[TEXTO DE LECTURA]
╭──

Alberto Romero Ferrer estudia en Escribir 1812 el reflejo de la Constitución de Cádiz en la República de las Letras

18 marzo, 2012 01:00

Alberto Romero Ferrer, autor de Escribir 1812.

¿Qué papel han tenido los libros en la construcción de la imagen que nos ha llegado de la Constitución de 1812? Más importante aún: ¿Qué papel han tenido en la consecución misma de las transformaciones políticas que propugnaba? Alberto Romero Ferrer, doctor en Filología Hispánica y director de este departamento en la Universidad de Cádiz, responde a estas y otras preguntas en Escribir 1812. Memoria histórica (editado por la Fundación José Manuel Lara) a través del estudio del bagaje literario que ha acumulado la Pepa desde antes incluso de su promulgación hasta nuestros días: desde Jovellanos a Pérez-Reverte, pasando por Mesonero Romanos, Galdós, Menéndez Pelayo, Blasco Ibáñez, Salillas, Pemán, Alberti, Buero Vallejo y muchos otros. Como indica su autor, pocos problemas políticos o históricos han suscitado tantas miradas literarias en la cultura española. A continuación reproducimos un fragmento en el que Romero Ferrer analiza la instrumentalización política de la Guerra de la Independencia y las Cortes de Cádiz por las dos Españas enfrentadas en la convulsa primera mitad del siglo XX.

╰──

[EXTRACTO DEL LISTADO]

╭──

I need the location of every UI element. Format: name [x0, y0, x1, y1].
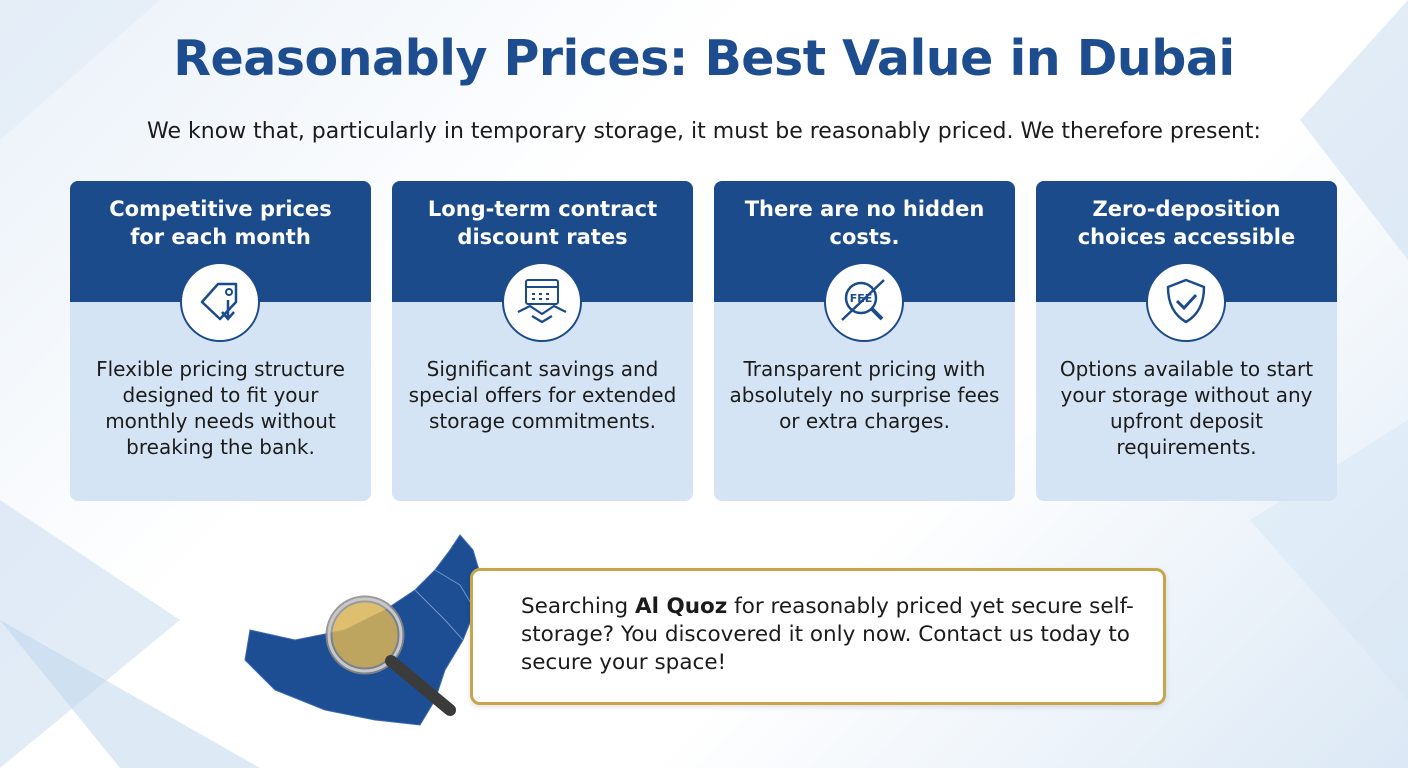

╰──

[TAREAS]
1. Según el texto sobre Escribir 1812, ¿qué cargo tiene Alberto Romero Ferrer en la Universidad de Cádiz?
2. Copia literalmente el fragmento del texto sobre Escribir 1812 que empieza en «Alberto Romero Ferrer estudia» y sigue hasta «de Escribir 1812.».
3. ¿Podrías continuar el texto sobre Escribir 1812 desde donde termina?

[RESPUESTAS]
1. Es director del departamento de Filología Hispánica.

2.
Alberto Romero Ferrer estudia en Escribir 1812 el reflejo de la Constitución de Cádiz en la República de las Letras

18 marzo, 2012 01:00

Alberto Romero Ferrer, autor de Escribir 1812.

3.
CAPÍTULO 4

EL SIGLO XX: LAS CONTRADICCIONES DE 1812

LA CONSTITUCIÓN DE CÁDIZ FRENTE A LAS CONVULSIONES POLÍTICAS DEL SIGLO XX


Agustina de Aragón,
bravas hembras de Numancia,
de Cádiz y de Gerona,
heroicas hijas de España
abandonad vuestras tumbas
...........................
para ganar la batalla.
NICOLASA GIMÉNEZ,
"Madrileñas, ¡a las armas!", 1937


Parece que los españoles hemos perdido conciencia de este hecho, y recobrarla es tanto que enfrentarse, desde una situación de especial pureza, con nuestros viejos y nuevos problemas, porque de la onda cuyo centro está en las Cortes que promulgaron la Constitución de 1812 no hemos salido todavía.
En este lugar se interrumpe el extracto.